__Information provided__:
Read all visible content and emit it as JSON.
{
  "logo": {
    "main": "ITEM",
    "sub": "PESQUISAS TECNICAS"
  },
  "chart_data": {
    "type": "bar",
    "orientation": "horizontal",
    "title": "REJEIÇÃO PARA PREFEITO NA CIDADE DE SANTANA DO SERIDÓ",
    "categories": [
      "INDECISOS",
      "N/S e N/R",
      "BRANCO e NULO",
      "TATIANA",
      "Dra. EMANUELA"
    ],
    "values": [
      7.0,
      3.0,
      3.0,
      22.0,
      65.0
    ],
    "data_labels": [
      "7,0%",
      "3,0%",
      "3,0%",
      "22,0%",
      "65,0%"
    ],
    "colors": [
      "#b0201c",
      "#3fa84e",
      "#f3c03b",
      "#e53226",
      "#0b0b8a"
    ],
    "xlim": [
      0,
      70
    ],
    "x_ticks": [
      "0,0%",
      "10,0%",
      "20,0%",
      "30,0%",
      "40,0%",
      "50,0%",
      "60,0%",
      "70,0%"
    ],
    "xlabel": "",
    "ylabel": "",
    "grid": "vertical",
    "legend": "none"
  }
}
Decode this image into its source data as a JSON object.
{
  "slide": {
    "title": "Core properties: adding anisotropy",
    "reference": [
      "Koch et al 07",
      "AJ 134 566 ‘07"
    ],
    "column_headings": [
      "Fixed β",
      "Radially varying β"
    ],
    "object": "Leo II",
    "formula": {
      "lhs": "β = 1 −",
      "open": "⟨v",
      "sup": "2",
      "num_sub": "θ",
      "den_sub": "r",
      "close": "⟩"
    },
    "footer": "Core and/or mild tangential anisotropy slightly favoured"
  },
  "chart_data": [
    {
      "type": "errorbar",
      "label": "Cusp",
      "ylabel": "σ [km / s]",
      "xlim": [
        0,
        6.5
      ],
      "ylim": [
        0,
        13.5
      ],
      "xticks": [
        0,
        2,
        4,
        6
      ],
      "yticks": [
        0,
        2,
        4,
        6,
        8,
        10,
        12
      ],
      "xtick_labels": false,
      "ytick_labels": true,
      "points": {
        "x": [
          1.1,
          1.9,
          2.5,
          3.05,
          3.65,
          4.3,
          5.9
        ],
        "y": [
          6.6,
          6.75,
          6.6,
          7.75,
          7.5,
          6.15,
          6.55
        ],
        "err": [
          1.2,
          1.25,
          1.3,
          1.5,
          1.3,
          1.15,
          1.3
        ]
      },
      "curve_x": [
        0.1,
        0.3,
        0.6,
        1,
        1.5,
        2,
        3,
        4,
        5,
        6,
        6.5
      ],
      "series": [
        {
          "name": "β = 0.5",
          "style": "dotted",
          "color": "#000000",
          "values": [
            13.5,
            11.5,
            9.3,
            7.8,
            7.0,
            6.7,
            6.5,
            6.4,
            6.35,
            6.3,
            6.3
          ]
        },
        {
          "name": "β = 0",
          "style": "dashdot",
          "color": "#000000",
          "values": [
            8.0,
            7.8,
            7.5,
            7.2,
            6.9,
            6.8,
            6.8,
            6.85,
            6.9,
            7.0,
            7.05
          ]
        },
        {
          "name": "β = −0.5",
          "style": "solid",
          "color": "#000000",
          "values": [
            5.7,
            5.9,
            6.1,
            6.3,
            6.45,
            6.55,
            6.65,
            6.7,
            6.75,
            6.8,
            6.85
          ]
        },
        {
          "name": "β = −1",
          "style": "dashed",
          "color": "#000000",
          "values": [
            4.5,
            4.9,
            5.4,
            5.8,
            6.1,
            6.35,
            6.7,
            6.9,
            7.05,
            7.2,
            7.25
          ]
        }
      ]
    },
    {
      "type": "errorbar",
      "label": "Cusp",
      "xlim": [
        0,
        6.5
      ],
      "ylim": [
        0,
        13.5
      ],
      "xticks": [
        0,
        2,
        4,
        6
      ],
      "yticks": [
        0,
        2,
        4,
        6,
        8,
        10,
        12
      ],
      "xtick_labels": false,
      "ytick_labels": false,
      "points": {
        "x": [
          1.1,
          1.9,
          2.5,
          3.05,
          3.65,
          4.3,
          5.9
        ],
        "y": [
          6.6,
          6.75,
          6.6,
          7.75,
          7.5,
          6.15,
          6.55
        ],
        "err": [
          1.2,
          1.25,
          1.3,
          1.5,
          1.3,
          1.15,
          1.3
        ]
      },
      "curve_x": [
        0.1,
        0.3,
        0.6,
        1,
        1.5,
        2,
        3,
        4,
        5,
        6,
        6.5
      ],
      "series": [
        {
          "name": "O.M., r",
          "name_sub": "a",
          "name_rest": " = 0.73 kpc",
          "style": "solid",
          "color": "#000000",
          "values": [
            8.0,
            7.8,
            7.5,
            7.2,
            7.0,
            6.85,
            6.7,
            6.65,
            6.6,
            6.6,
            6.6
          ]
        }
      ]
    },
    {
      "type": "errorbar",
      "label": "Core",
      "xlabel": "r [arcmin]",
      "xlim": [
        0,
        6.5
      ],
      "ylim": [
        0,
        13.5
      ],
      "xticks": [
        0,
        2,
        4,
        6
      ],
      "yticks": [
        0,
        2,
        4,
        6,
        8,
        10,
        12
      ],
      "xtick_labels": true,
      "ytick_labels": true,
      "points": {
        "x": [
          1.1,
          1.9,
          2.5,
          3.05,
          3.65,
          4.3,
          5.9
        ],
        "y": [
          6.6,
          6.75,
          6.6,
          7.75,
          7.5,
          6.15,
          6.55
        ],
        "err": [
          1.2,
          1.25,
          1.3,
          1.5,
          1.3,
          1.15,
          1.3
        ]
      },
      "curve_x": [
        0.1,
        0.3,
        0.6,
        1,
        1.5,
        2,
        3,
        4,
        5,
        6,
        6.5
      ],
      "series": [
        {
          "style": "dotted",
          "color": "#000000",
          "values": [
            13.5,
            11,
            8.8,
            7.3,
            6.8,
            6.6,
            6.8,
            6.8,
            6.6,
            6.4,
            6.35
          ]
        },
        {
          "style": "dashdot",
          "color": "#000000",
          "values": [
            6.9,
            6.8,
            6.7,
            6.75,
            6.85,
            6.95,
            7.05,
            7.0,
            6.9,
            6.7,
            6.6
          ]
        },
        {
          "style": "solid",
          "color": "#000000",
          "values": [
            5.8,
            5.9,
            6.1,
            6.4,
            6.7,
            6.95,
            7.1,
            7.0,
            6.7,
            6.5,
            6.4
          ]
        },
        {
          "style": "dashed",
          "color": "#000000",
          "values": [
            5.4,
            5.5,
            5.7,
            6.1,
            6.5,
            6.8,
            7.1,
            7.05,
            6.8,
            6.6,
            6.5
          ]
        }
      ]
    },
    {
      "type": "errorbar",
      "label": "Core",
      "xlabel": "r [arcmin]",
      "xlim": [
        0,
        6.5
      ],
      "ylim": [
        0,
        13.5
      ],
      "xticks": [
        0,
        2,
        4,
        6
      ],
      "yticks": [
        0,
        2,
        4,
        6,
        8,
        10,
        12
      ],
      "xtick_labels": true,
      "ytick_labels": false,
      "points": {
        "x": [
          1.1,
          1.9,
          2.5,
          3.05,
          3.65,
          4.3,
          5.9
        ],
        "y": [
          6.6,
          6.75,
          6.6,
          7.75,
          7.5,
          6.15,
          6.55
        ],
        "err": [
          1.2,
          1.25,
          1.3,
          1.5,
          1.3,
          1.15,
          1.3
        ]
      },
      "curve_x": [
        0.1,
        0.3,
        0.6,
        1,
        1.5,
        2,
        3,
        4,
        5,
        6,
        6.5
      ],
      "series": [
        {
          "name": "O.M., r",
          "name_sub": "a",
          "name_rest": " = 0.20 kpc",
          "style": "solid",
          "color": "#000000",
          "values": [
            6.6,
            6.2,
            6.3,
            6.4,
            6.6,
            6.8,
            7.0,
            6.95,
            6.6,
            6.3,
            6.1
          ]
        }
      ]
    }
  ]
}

__Work required__:
Pull out every line of the records above that contains the word "Core".

__Solution to this task__:
    "title": "Core properties: adding anisotropy",
    "footer": "Core and/or mild tangential anisotropy slightly favoured"
      "label": "Core",
      "label": "Core",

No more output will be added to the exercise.